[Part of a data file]
## Start

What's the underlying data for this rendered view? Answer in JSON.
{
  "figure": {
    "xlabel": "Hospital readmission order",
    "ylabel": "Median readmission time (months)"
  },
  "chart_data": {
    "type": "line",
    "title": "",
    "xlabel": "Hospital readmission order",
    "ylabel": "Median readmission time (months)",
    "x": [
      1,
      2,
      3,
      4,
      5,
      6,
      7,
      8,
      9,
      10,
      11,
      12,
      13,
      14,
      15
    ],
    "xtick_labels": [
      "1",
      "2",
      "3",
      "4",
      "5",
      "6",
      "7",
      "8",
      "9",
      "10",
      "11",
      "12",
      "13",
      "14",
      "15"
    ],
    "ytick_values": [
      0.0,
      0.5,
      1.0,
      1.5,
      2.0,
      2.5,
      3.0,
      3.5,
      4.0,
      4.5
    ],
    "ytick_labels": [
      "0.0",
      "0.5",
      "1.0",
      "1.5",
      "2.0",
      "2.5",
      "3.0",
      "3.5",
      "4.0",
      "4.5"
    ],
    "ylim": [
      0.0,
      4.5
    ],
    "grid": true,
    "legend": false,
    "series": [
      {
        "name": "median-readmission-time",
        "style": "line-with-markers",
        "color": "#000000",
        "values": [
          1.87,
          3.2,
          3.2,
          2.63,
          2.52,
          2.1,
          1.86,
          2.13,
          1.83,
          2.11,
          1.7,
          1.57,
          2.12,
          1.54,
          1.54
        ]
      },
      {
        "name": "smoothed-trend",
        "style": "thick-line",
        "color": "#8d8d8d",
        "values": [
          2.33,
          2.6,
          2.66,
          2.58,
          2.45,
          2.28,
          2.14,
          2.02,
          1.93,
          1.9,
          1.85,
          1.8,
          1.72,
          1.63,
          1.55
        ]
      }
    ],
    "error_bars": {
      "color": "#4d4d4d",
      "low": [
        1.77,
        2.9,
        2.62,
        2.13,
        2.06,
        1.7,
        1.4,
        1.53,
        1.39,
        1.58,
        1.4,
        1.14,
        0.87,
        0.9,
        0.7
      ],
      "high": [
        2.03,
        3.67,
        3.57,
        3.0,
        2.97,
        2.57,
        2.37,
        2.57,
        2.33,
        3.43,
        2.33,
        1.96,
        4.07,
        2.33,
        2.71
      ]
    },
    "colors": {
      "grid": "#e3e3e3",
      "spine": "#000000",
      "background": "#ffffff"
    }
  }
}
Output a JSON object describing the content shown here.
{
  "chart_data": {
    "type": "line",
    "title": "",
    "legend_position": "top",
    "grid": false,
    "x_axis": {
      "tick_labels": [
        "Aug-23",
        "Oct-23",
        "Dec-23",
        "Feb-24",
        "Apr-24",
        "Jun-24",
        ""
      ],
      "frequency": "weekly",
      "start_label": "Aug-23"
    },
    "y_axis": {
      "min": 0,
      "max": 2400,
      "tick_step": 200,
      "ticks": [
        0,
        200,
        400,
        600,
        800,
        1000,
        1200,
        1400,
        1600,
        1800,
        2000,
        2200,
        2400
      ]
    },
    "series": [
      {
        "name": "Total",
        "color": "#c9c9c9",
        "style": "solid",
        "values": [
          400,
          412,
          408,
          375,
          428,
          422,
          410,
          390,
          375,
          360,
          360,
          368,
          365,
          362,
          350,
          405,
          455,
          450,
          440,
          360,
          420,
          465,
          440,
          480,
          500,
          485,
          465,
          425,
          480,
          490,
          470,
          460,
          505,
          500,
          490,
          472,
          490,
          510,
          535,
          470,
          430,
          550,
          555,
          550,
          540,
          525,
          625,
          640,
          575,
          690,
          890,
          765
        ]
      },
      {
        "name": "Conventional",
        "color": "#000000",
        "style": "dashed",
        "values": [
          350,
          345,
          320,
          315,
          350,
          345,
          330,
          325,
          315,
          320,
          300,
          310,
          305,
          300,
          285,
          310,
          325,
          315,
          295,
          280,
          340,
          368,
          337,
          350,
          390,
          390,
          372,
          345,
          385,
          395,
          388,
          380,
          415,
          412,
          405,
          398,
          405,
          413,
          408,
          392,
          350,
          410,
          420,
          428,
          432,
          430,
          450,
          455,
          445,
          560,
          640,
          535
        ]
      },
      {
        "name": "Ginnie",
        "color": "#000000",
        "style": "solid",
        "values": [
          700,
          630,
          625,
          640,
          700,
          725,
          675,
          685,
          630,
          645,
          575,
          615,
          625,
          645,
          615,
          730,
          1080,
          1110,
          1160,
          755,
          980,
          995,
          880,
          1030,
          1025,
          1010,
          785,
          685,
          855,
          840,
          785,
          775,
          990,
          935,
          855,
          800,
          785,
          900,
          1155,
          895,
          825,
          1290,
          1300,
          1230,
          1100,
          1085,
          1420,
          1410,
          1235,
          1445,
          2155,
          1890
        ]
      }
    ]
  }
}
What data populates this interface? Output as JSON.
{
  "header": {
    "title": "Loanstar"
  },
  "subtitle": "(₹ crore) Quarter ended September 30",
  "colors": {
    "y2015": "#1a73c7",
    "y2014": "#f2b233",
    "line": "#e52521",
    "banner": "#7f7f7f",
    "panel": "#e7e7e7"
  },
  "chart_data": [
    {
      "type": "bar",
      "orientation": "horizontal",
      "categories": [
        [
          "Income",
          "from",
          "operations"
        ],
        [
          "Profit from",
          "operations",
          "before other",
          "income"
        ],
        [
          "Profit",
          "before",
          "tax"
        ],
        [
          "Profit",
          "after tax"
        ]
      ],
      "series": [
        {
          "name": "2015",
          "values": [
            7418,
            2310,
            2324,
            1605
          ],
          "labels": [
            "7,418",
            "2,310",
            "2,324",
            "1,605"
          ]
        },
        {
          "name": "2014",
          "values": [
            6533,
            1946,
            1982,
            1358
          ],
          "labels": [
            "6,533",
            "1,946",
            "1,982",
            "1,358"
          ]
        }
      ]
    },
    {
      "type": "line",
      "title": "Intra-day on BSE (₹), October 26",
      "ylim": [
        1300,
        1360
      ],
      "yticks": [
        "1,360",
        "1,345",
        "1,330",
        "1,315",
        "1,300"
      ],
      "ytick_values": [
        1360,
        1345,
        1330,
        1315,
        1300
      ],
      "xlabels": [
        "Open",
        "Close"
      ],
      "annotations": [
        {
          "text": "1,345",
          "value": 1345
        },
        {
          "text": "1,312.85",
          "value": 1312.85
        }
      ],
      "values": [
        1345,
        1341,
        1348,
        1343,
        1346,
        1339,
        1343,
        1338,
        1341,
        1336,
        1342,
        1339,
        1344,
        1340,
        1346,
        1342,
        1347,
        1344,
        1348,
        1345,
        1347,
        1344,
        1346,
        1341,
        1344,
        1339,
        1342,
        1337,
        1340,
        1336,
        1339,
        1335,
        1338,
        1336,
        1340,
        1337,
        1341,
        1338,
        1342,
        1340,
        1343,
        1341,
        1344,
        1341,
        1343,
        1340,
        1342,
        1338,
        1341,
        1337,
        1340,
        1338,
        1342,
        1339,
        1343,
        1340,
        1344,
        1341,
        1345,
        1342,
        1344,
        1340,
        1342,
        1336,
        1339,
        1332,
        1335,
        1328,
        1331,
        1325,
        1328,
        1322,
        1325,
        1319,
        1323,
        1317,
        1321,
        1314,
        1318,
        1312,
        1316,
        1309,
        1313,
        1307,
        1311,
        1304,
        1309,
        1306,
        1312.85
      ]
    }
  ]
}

## End

- _What to do_
Pull out each line holding the string "time".

- _Correct result_
    "ylabel": "Median readmission time (months)"
    "ylabel": "Median readmission time (months)",
        "name": "median-readmission-time",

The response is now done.